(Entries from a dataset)

==================================================

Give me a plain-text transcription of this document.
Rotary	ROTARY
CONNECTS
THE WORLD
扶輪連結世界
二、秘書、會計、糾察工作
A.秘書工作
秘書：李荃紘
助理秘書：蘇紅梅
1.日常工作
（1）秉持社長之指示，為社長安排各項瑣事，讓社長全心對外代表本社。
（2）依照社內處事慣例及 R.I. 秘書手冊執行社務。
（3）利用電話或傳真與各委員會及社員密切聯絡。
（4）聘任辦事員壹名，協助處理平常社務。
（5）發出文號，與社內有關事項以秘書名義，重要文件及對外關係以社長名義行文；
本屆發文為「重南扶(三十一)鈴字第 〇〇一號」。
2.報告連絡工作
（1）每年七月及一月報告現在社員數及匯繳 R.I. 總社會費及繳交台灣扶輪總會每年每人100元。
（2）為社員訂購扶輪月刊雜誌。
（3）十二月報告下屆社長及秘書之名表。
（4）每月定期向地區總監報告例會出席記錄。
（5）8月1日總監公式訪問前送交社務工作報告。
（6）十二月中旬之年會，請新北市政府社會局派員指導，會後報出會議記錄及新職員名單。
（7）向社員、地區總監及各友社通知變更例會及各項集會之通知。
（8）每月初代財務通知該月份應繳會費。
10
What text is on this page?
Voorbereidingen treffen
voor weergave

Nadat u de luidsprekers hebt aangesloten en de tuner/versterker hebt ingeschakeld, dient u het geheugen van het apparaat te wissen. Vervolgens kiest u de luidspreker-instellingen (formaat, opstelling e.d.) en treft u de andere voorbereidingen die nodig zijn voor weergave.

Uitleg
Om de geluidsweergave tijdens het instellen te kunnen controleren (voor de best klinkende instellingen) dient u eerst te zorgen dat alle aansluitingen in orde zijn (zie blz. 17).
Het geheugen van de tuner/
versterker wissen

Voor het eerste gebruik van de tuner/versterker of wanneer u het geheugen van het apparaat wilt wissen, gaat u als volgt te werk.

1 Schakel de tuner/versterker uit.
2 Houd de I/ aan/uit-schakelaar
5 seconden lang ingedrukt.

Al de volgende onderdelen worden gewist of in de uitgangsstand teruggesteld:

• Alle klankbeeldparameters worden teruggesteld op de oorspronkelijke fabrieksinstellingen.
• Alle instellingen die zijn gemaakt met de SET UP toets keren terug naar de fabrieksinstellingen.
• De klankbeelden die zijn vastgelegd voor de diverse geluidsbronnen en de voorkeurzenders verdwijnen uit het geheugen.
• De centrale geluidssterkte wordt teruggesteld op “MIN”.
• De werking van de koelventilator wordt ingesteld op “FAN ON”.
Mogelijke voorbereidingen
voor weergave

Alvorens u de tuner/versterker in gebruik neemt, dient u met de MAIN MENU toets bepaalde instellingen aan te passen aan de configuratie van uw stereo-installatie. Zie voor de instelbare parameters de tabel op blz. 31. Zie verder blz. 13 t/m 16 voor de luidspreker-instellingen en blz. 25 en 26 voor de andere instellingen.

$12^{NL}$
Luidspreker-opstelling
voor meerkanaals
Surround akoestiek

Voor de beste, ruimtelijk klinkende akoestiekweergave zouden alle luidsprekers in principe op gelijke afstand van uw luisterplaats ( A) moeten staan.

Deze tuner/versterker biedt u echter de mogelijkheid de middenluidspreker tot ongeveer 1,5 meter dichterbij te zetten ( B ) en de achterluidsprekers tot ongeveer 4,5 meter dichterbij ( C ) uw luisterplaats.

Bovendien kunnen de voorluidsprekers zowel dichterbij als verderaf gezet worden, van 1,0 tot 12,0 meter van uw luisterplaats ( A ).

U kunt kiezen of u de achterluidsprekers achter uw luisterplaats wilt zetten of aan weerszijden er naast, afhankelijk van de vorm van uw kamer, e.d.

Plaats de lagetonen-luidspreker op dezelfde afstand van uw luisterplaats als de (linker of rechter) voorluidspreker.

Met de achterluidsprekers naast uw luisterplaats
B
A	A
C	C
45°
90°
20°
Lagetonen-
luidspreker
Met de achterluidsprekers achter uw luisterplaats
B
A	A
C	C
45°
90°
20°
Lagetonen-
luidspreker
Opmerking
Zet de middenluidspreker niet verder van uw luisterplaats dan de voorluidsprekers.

==================================================

Find the word "afstand" and list each line it appears in.

Voor de beste, ruimtelijk klinkende akoestiekweergave zouden alle luidsprekers in principe op gelijke afstand van uw luisterplaats ( A) moeten staan.
Plaats de lagetonen-luidspreker op dezelfde afstand van uw luisterplaats als de (linker of rechter) voorluidspreker.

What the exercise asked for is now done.